## [GOAL OF THE EXERCISE]
Wherever "Malmsey" appears in a line, copy that line.

- - - - - - -

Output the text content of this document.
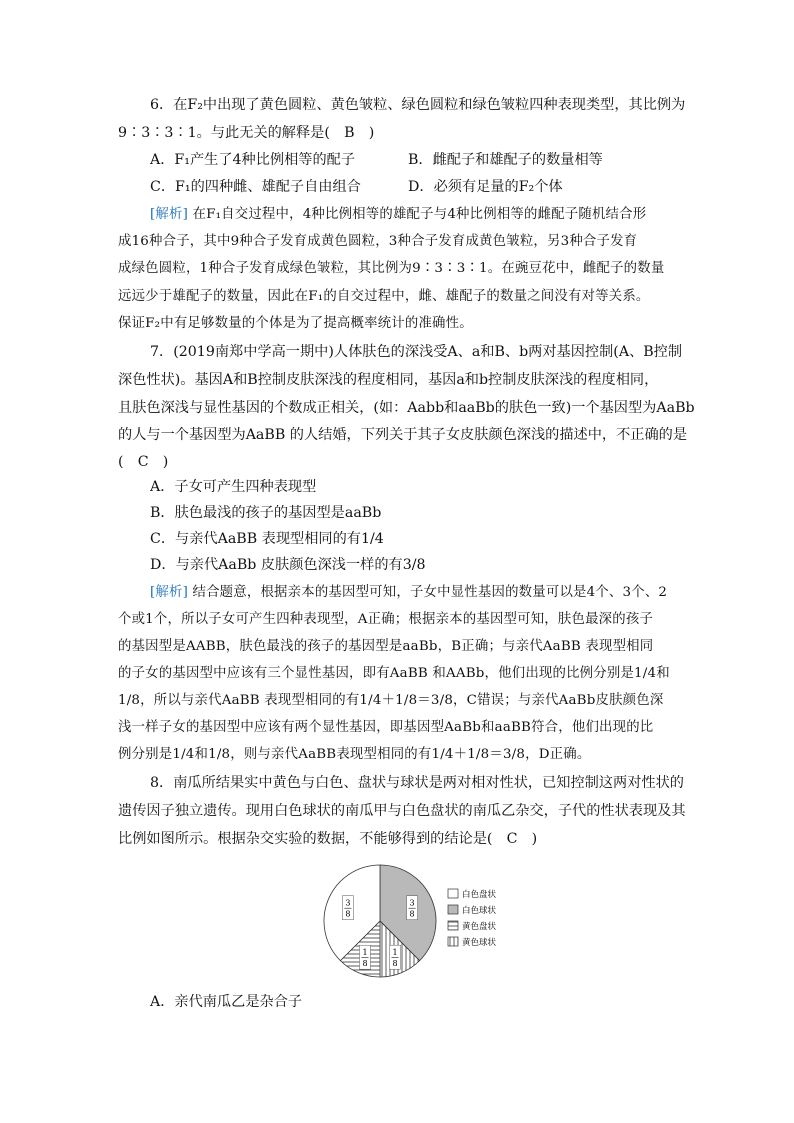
6．在F₂中出现了黄色圆粒、黄色皱粒、绿色圆粒和绿色皱粒四种表现类型，其比例为
9∶3∶3∶1。与此无关的解释是(　B　)
A．F₁产生了4种比例相等的配子	B．雌配子和雄配子的数量相等
C．F₁的四种雌、雄配子自由组合	D．必须有足量的F₂个体
[解析] 在F₁自交过程中，4种比例相等的雄配子与4种比例相等的雌配子随机结合形
成16种合子，其中9种合子发育成黄色圆粒，3种合子发育成黄色皱粒，另3种合子发育
成绿色圆粒，1种合子发育成绿色皱粒，其比例为9∶3∶3∶1。在豌豆花中，雌配子的数量
远远少于雄配子的数量，因此在F₁的自交过程中，雌、雄配子的数量之间没有对等关系。
保证F₂中有足够数量的个体是为了提高概率统计的准确性。
7．(2019南郑中学高一期中)人体肤色的深浅受A、a和B、b两对基因控制(A、B控制
深色性状)。基因A和B控制皮肤深浅的程度相同，基因a和b控制皮肤深浅的程度相同，
且肤色深浅与显性基因的个数成正相关，(如：Aabb和aaBb的肤色一致)一个基因型为AaBb
的人与一个基因型为AaBB 的人结婚，下列关于其子女皮肤颜色深浅的描述中，不正确的是
(　C　)
A．子女可产生四种表现型
B．肤色最浅的孩子的基因型是aaBb
C．与亲代AaBB 表现型相同的有1/4
D．与亲代AaBb 皮肤颜色深浅一样的有3/8
[解析] 结合题意，根据亲本的基因型可知，子女中显性基因的数量可以是4个、3个、2
个或1个，所以子女可产生四种表现型，A正确；根据亲本的基因型可知，肤色最深的孩子
的基因型是AABB，肤色最浅的孩子的基因型是aaBb，B正确；与亲代AaBB 表现型相同
的子女的基因型中应该有三个显性基因，即有AaBB 和AABb，他们出现的比例分别是1/4和
1/8，所以与亲代AaBB 表现型相同的有1/4＋1/8＝3/8，C错误；与亲代AaBb皮肤颜色深
浅一样子女的基因型中应该有两个显性基因，即基因型AaBb和aaBB符合，他们出现的比
例分别是1/4和1/8，则与亲代AaBB表现型相同的有1/4＋1/8＝3/8，D正确。
8．南瓜所结果实中黄色与白色、盘状与球状是两对相对性状，已知控制这两对性状的
遗传因子独立遗传。现用白色球状的南瓜甲与白色盘状的南瓜乙杂交，子代的性状表现及其
比例如图所示。根据杂交实验的数据，不能够得到的结论是(　C　)
3
8
1
8
1
8
3
8
白色盘状
白色球状
黄色盘状
黄色球状
A．亲代南瓜乙是杂合子
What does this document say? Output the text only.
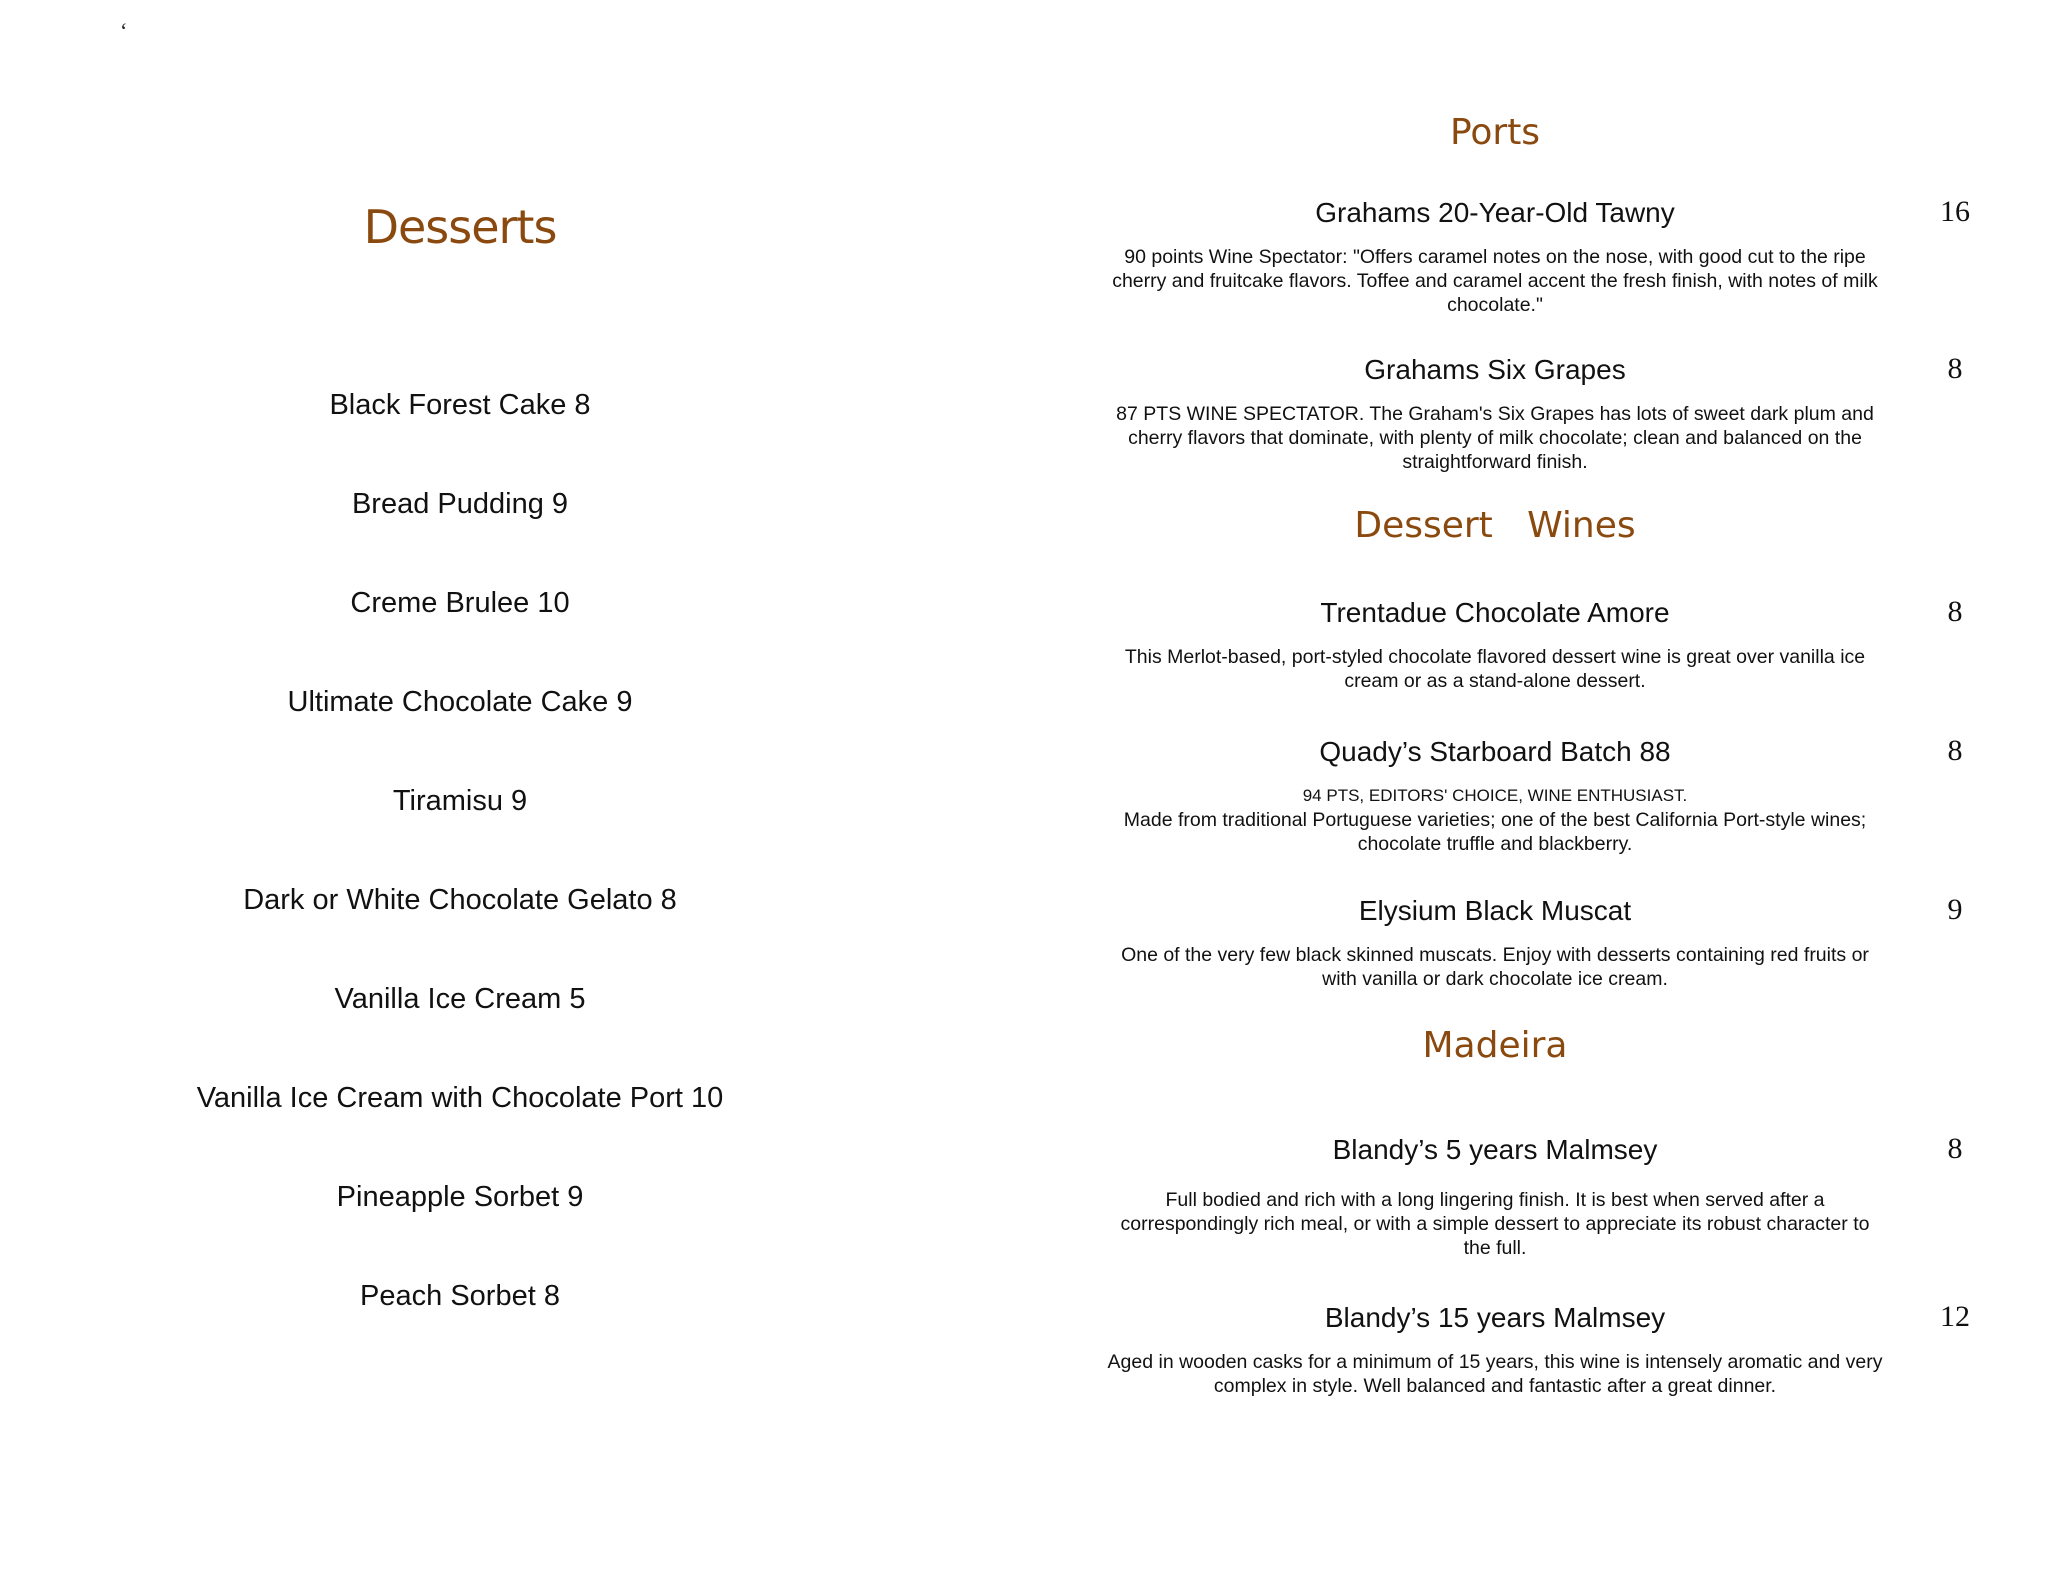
‘
Desserts
Black Forest Cake 8
Bread Pudding 9
Creme Brulee 10
Ultimate Chocolate Cake 9
Tiramisu 9
Dark or White Chocolate Gelato 8
Vanilla Ice Cream 5
Vanilla Ice Cream with Chocolate Port 10
Pineapple Sorbet 9
Peach Sorbet 8
Ports
Grahams 20-Year-Old Tawny	16
90 points Wine Spectator: "Offers caramel notes on the nose, with good cut to the ripe cherry and fruitcake flavors. Toffee and caramel accent the fresh finish, with notes of milk chocolate."
Grahams Six Grapes	8
87 PTS WINE SPECTATOR. The Graham's Six Grapes has lots of sweet dark plum and cherry flavors that dominate, with plenty of milk chocolate; clean and balanced on the straightforward finish.
Dessert   Wines
Trentadue Chocolate Amore	8
This Merlot-based, port-styled chocolate flavored dessert wine is great over vanilla ice cream or as a stand-alone dessert.
Quady’s Starboard Batch 88	8
94 PTS, EDITORS' CHOICE, WINE ENTHUSIAST.
Made from traditional Portuguese varieties; one of the best California Port-style wines; chocolate truffle and blackberry.
Elysium Black Muscat	9
One of the very few black skinned muscats. Enjoy with desserts containing red fruits or with vanilla or dark chocolate ice cream.
Madeira
Blandy’s 5 years Malmsey	8
Full bodied and rich with a long lingering finish. It is best when served after a correspondingly rich meal, or with a simple dessert to appreciate its robust character to the full.
Blandy’s 15 years Malmsey	12
Aged in wooden casks for a minimum of 15 years, this wine is intensely aromatic and very complex in style. Well balanced and fantastic after a great dinner.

- - - - - - -

## [EXPECTED ANSWER]
Blandy’s 5 years Malmsey	8
Blandy’s 15 years Malmsey	12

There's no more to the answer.